> Exercise instructions:
Return the data exactly, with all pictures removed.

> Material provided:

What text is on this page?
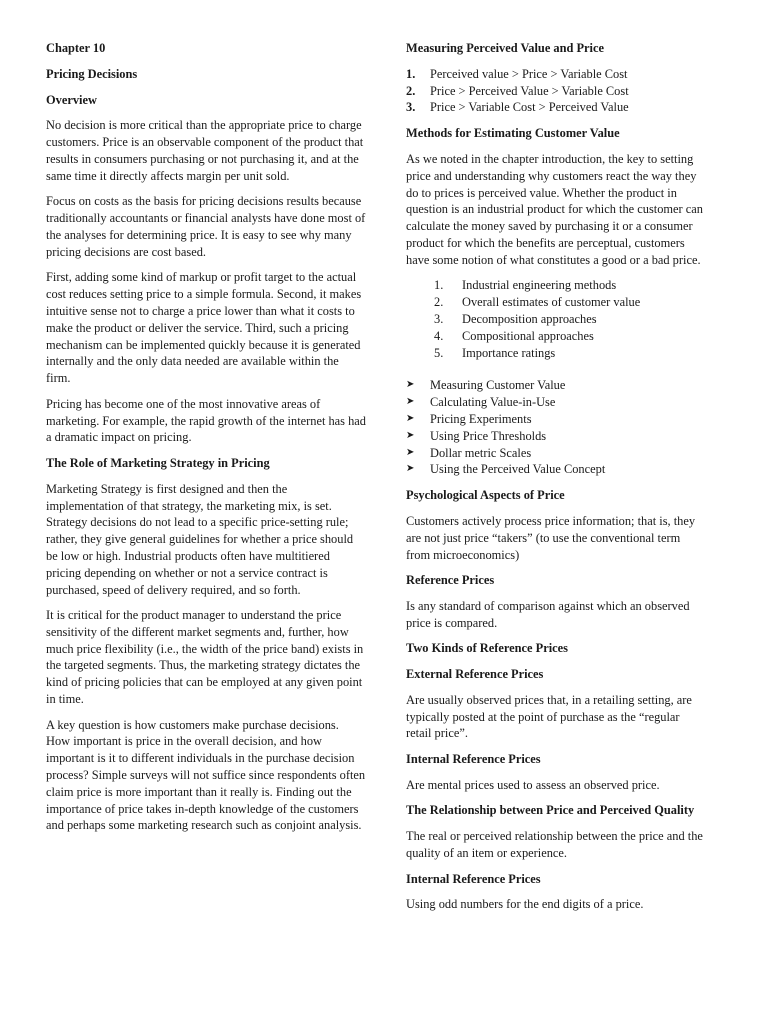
Chapter 10
Pricing Decisions
Overview

No decision is more critical than the appropriate price to charge customers. Price is an observable component of the product that results in consumers purchasing or not purchasing it, and at the same time it directly affects margin per unit sold.

Focus on costs as the basis for pricing decisions results because traditionally accountants or financial analysts have done most of the analyses for determining price. It is easy to see why many pricing decisions are cost based.

First, adding some kind of markup or profit target to the actual cost reduces setting price to a simple formula. Second, it makes intuitive sense not to charge a price lower than what it costs to make the product or deliver the service. Third, such a pricing mechanism can be implemented quickly because it is generated internally and the only data needed are available within the firm.

Pricing has become one of the most innovative areas of marketing. For example, the rapid growth of the internet has had a dramatic impact on pricing.

The Role of Marketing Strategy in Pricing

Marketing Strategy is first designed and then the implementation of that strategy, the marketing mix, is set. Strategy decisions do not lead to a specific price-setting rule; rather, they give general guidelines for whether a price should be low or high. Industrial products often have multitiered pricing depending on whether or not a service contract is purchased, speed of delivery required, and so forth.

It is critical for the product manager to understand the price sensitivity of the different market segments and, further, how much price flexibility (i.e., the width of the price band) exists in the targeted segments. Thus, the marketing strategy dictates the kind of pricing policies that can be employed at any given point in time.

A key question is how customers make purchase decisions. How important is price in the overall decision, and how important is it to different individuals in the purchase decision process? Simple surveys will not suffice since respondents often claim price is more important than it really is. Finding out the importance of price takes in-depth knowledge of the customers and perhaps some marketing research such as conjoint analysis.

Measuring Perceived Value and Price
1.	Perceived value > Price > Variable Cost
2.	Price > Perceived Value > Variable Cost
3.	Price > Variable Cost > Perceived Value
Methods for Estimating Customer Value

As we noted in the chapter introduction, the key to setting price and understanding why customers react the way they do to prices is perceived value. Whether the product in question is an industrial product for which the customer can calculate the money saved by purchasing it or a consumer product for which the benefits are perceptual, customers have some notion of what constitutes a good or a bad price.

1.	Industrial engineering methods
2.	Overall estimates of customer value
3.	Decomposition approaches
4.	Compositional approaches
5.	Importance ratings
➤	Measuring Customer Value
➤	Calculating Value-in-Use
➤	Pricing Experiments
➤	Using Price Thresholds
➤	Dollar metric Scales
➤	Using the Perceived Value Concept
Psychological Aspects of Price

Customers actively process price information; that is, they are not just price “takers” (to use the conventional term from microeconomics)

Reference Prices

Is any standard of comparison against which an observed price is compared.

Two Kinds of Reference Prices
External Reference Prices

Are usually observed prices that, in a retailing setting, are typically posted at the point of purchase as the “regular retail price”.

Internal Reference Prices

Are mental prices used to assess an observed price.

The Relationship between Price and Perceived Quality

The real or perceived relationship between the price and the quality of an item or experience.

Internal Reference Prices

Using odd numbers for the end digits of a price.
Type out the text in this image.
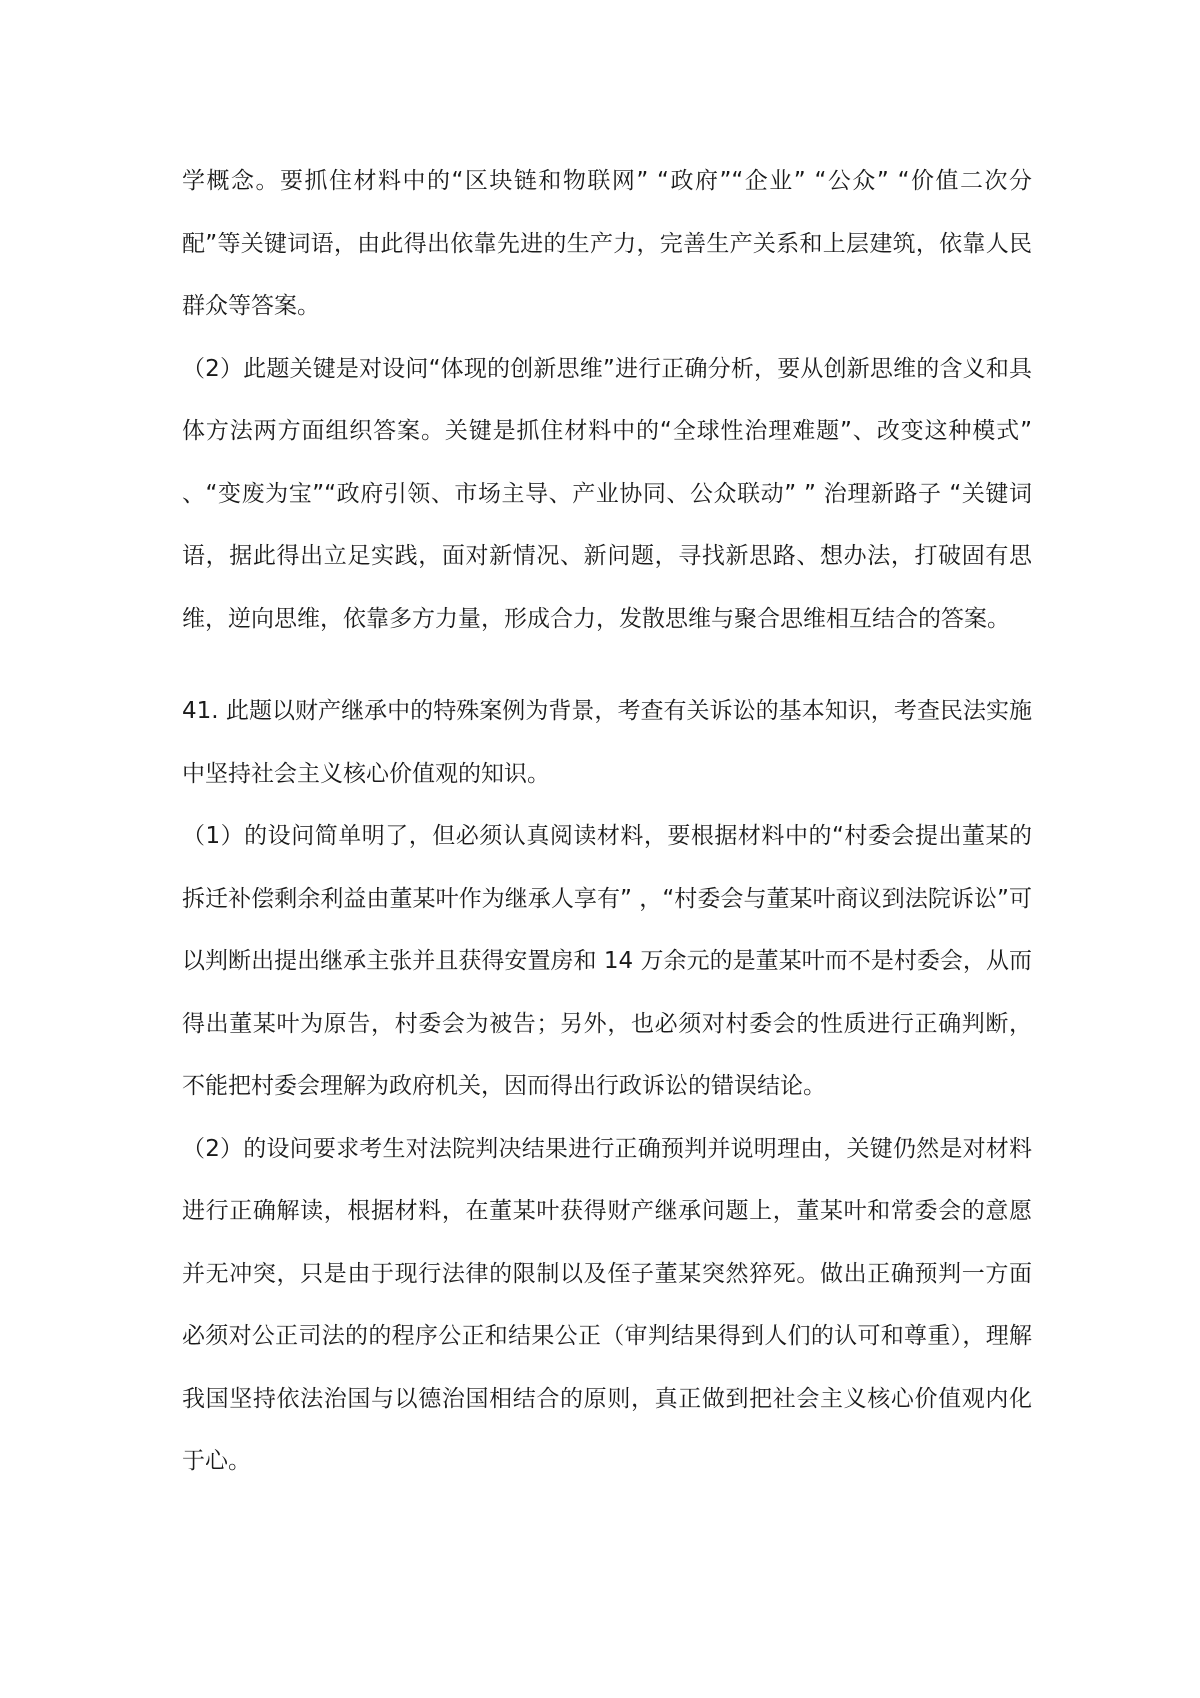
学概念。要抓住材料中的“区块链和物联网” “政府”“企业” “公众” “价值二次分配”等关键词语，由此得出依靠先进的生产力，完善生产关系和上层建筑，依靠人民群众等答案。

（2）此题关键是对设问“体现的创新思维”进行正确分析，要从创新思维的含义和具体方法两方面组织答案。关键是抓住材料中的“全球性治理难题”、改变这种模式” 、“变废为宝”“政府引领、市场主导、产业协同、公众联动” ” 治理新路子 “关键词语，据此得出立足实践，面对新情况、新问题，寻找新思路、想办法，打破固有思维，逆向思维，依靠多方力量，形成合力，发散思维与聚合思维相互结合的答案。

41. 此题以财产继承中的特殊案例为背景，考查有关诉讼的基本知识，考查民法实施中坚持社会主义核心价值观的知识。

（1）的设问简单明了，但必须认真阅读材料，要根据材料中的“村委会提出董某的拆迁补偿剩余利益由董某叶作为继承人享有” ，“村委会与董某叶商议到法院诉讼”可以判断出提出继承主张并且获得安置房和 14 万余元的是董某叶而不是村委会，从而得出董某叶为原告，村委会为被告；另外，也必须对村委会的性质进行正确判断，不能把村委会理解为政府机关，因而得出行政诉讼的错误结论。

（2）的设问要求考生对法院判决结果进行正确预判并说明理由，关键仍然是对材料进行正确解读，根据材料，在董某叶获得财产继承问题上，董某叶和常委会的意愿并无冲突，只是由于现行法律的限制以及侄子董某突然猝死。做出正确预判一方面必须对公正司法的的程序公正和结果公正（审判结果得到人们的认可和尊重），理解我国坚持依法治国与以德治国相结合的原则，真正做到把社会主义核心价值观内化于心。
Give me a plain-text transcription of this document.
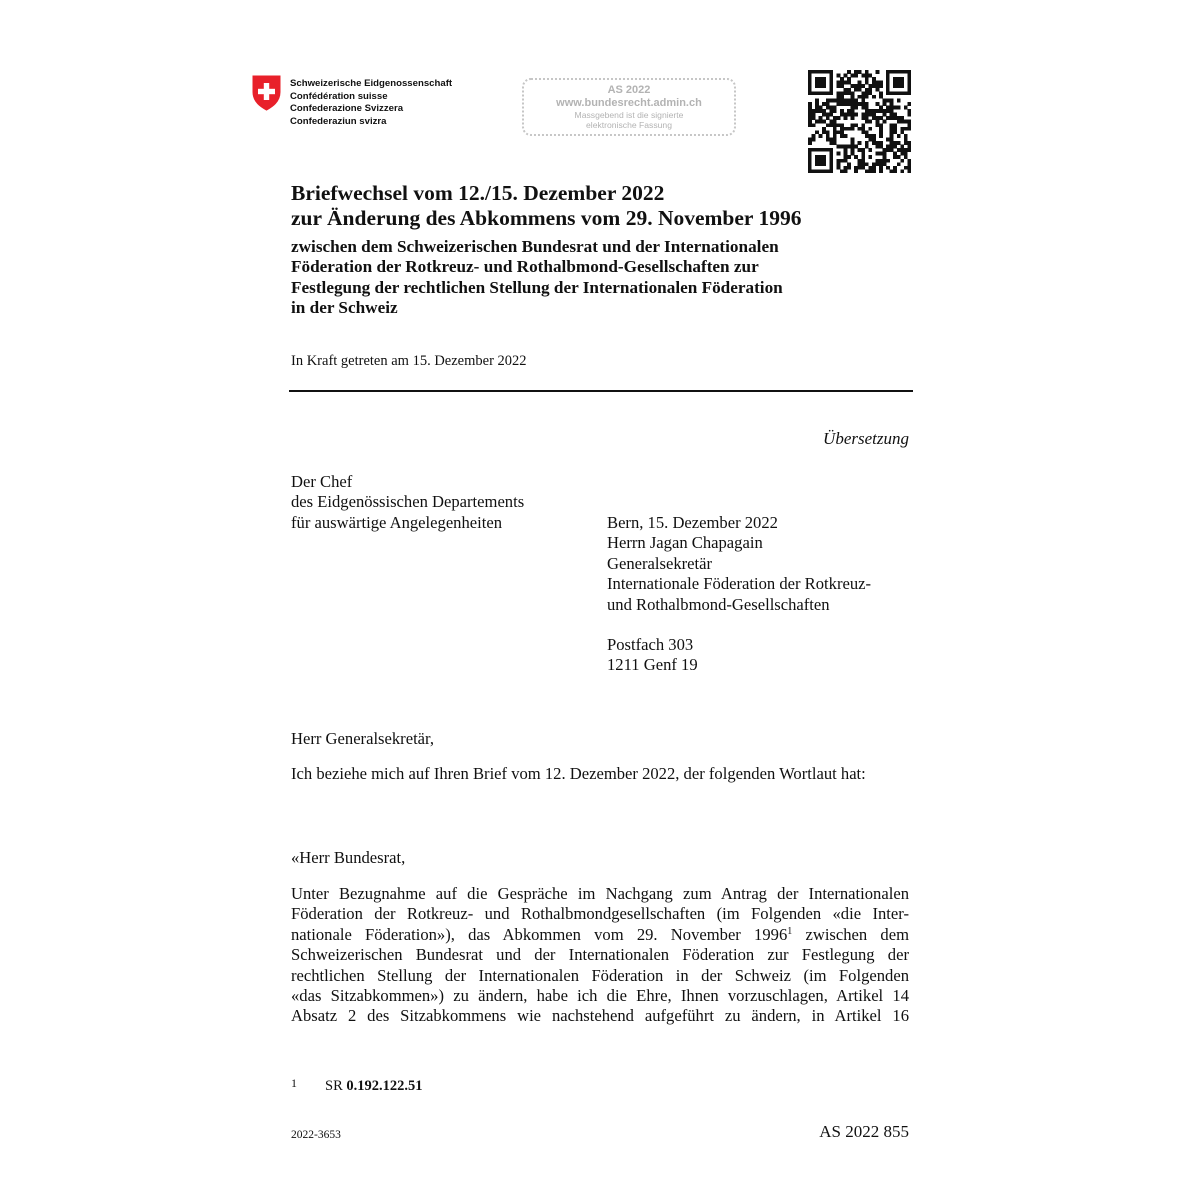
Schweizerische Eidgenossenschaft
Confédération suisse
Confederazione Svizzera
Confederaziun svizra
AS 2022
www.bundesrecht.admin.ch
Massgebend ist die signierte
elektronische Fassung
Briefwechsel vom 12./15. Dezember 2022
zur Änderung des Abkommens vom 29. November 1996
zwischen dem Schweizerischen Bundesrat und der Internationalen
Föderation der Rotkreuz- und Rothalbmond-Gesellschaften zur
Festlegung der rechtlichen Stellung der Internationalen Föderation
in der Schweiz
In Kraft getreten am 15. Dezember 2022
Übersetzung
Der Chef
des Eidgenössischen Departements
für auswärtige Angelegenheiten	Bern, 15. Dezember 2022
Herrn Jagan Chapagain
Generalsekretär
Internationale Föderation der Rotkreuz-
und Rothalbmond-Gesellschaften
Postfach 303
1211 Genf 19
Herr Generalsekretär,
Ich beziehe mich auf Ihren Brief vom 12. Dezember 2022, der folgenden Wortlaut hat:
«Herr Bundesrat,
Unter Bezugnahme auf die Gespräche im Nachgang zum Antrag der Internationalen
Föderation der Rotkreuz- und Rothalbmondgesellschaften (im Folgenden «die Inter-
nationale Föderation»), das Abkommen vom 29. November 1996$^1$ zwischen dem
Schweizerischen Bundesrat und der Internationalen Föderation zur Festlegung der
rechtlichen Stellung der Internationalen Föderation in der Schweiz (im Folgenden
«das Sitzabkommen») zu ändern, habe ich die Ehre, Ihnen vorzuschlagen, Artikel 14
Absatz 2 des Sitzabkommens wie nachstehend aufgeführt zu ändern, in Artikel 16
1 SR 0.192.122.51
2022-3653	AS 2022 855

> Output of the exercise:
What text is on this page?
Chapter 10
Pricing Decisions
Overview

No decision is more critical than the appropriate price to charge customers. Price is an observable component of the product that results in consumers purchasing or not purchasing it, and at the same time it directly affects margin per unit sold.

Focus on costs as the basis for pricing decisions results because traditionally accountants or financial analysts have done most of the analyses for determining price. It is easy to see why many pricing decisions are cost based.

First, adding some kind of markup or profit target to the actual cost reduces setting price to a simple formula. Second, it makes intuitive sense not to charge a price lower than what it costs to make the product or deliver the service. Third, such a pricing mechanism can be implemented quickly because it is generated internally and the only data needed are available within the firm.

Pricing has become one of the most innovative areas of marketing. For example, the rapid growth of the internet has had a dramatic impact on pricing.

The Role of Marketing Strategy in Pricing

Marketing Strategy is first designed and then the implementation of that strategy, the marketing mix, is set. Strategy decisions do not lead to a specific price-setting rule; rather, they give general guidelines for whether a price should be low or high. Industrial products often have multitiered pricing depending on whether or not a service contract is purchased, speed of delivery required, and so forth.

It is critical for the product manager to understand the price sensitivity of the different market segments and, further, how much price flexibility (i.e., the width of the price band) exists in the targeted segments. Thus, the marketing strategy dictates the kind of pricing policies that can be employed at any given point in time.

A key question is how customers make purchase decisions. How important is price in the overall decision, and how important is it to different individuals in the purchase decision process? Simple surveys will not suffice since respondents often claim price is more important than it really is. Finding out the importance of price takes in-depth knowledge of the customers and perhaps some marketing research such as conjoint analysis.

Measuring Perceived Value and Price
1.	Perceived value > Price > Variable Cost
2.	Price > Perceived Value > Variable Cost
3.	Price > Variable Cost > Perceived Value
Methods for Estimating Customer Value

As we noted in the chapter introduction, the key to setting price and understanding why customers react the way they do to prices is perceived value. Whether the product in question is an industrial product for which the customer can calculate the money saved by purchasing it or a consumer product for which the benefits are perceptual, customers have some notion of what constitutes a good or a bad price.

1.	Industrial engineering methods
2.	Overall estimates of customer value
3.	Decomposition approaches
4.	Compositional approaches
5.	Importance ratings
➤	Measuring Customer Value
➤	Calculating Value-in-Use
➤	Pricing Experiments
➤	Using Price Thresholds
➤	Dollar metric Scales
➤	Using the Perceived Value Concept
Psychological Aspects of Price

Customers actively process price information; that is, they are not just price “takers” (to use the conventional term from microeconomics)

Reference Prices

Is any standard of comparison against which an observed price is compared.

Two Kinds of Reference Prices
External Reference Prices

Are usually observed prices that, in a retailing setting, are typically posted at the point of purchase as the “regular retail price”.

Internal Reference Prices

Are mental prices used to assess an observed price.

The Relationship between Price and Perceived Quality

The real or perceived relationship between the price and the quality of an item or experience.

Internal Reference Prices

Using odd numbers for the end digits of a price.
Type out the text in this image.
学概念。要抓住材料中的“区块链和物联网” “政府”“企业” “公众” “价值二次分配”等关键词语，由此得出依靠先进的生产力，完善生产关系和上层建筑，依靠人民群众等答案。

（2）此题关键是对设问“体现的创新思维”进行正确分析，要从创新思维的含义和具体方法两方面组织答案。关键是抓住材料中的“全球性治理难题”、改变这种模式” 、“变废为宝”“政府引领、市场主导、产业协同、公众联动” ” 治理新路子 “关键词语，据此得出立足实践，面对新情况、新问题，寻找新思路、想办法，打破固有思维，逆向思维，依靠多方力量，形成合力，发散思维与聚合思维相互结合的答案。

41. 此题以财产继承中的特殊案例为背景，考查有关诉讼的基本知识，考查民法实施中坚持社会主义核心价值观的知识。

（1）的设问简单明了，但必须认真阅读材料，要根据材料中的“村委会提出董某的拆迁补偿剩余利益由董某叶作为继承人享有” ，“村委会与董某叶商议到法院诉讼”可以判断出提出继承主张并且获得安置房和 14 万余元的是董某叶而不是村委会，从而得出董某叶为原告，村委会为被告；另外，也必须对村委会的性质进行正确判断，不能把村委会理解为政府机关，因而得出行政诉讼的错误结论。

（2）的设问要求考生对法院判决结果进行正确预判并说明理由，关键仍然是对材料进行正确解读，根据材料，在董某叶获得财产继承问题上，董某叶和常委会的意愿并无冲突，只是由于现行法律的限制以及侄子董某突然猝死。做出正确预判一方面必须对公正司法的的程序公正和结果公正（审判结果得到人们的认可和尊重），理解我国坚持依法治国与以德治国相结合的原则，真正做到把社会主义核心价值观内化于心。
Give me a plain-text transcription of this document.
Schweizerische Eidgenossenschaft
Confédération suisse
Confederazione Svizzera
Confederaziun svizra
AS 2022
www.bundesrecht.admin.ch
Massgebend ist die signierte
elektronische Fassung
Briefwechsel vom 12./15. Dezember 2022
zur Änderung des Abkommens vom 29. November 1996
zwischen dem Schweizerischen Bundesrat und der Internationalen
Föderation der Rotkreuz- und Rothalbmond-Gesellschaften zur
Festlegung der rechtlichen Stellung der Internationalen Föderation
in der Schweiz
In Kraft getreten am 15. Dezember 2022
Übersetzung
Der Chef
des Eidgenössischen Departements
für auswärtige Angelegenheiten	Bern, 15. Dezember 2022
Herrn Jagan Chapagain
Generalsekretär
Internationale Föderation der Rotkreuz-
und Rothalbmond-Gesellschaften
Postfach 303
1211 Genf 19
Herr Generalsekretär,
Ich beziehe mich auf Ihren Brief vom 12. Dezember 2022, der folgenden Wortlaut hat:
«Herr Bundesrat,
Unter Bezugnahme auf die Gespräche im Nachgang zum Antrag der Internationalen
Föderation der Rotkreuz- und Rothalbmondgesellschaften (im Folgenden «die Inter-
nationale Föderation»), das Abkommen vom 29. November 1996$^1$ zwischen dem
Schweizerischen Bundesrat und der Internationalen Föderation zur Festlegung der
rechtlichen Stellung der Internationalen Föderation in der Schweiz (im Folgenden
«das Sitzabkommen») zu ändern, habe ich die Ehre, Ihnen vorzuschlagen, Artikel 14
Absatz 2 des Sitzabkommens wie nachstehend aufgeführt zu ändern, in Artikel 16
1 SR 0.192.122.51
2022-3653	AS 2022 855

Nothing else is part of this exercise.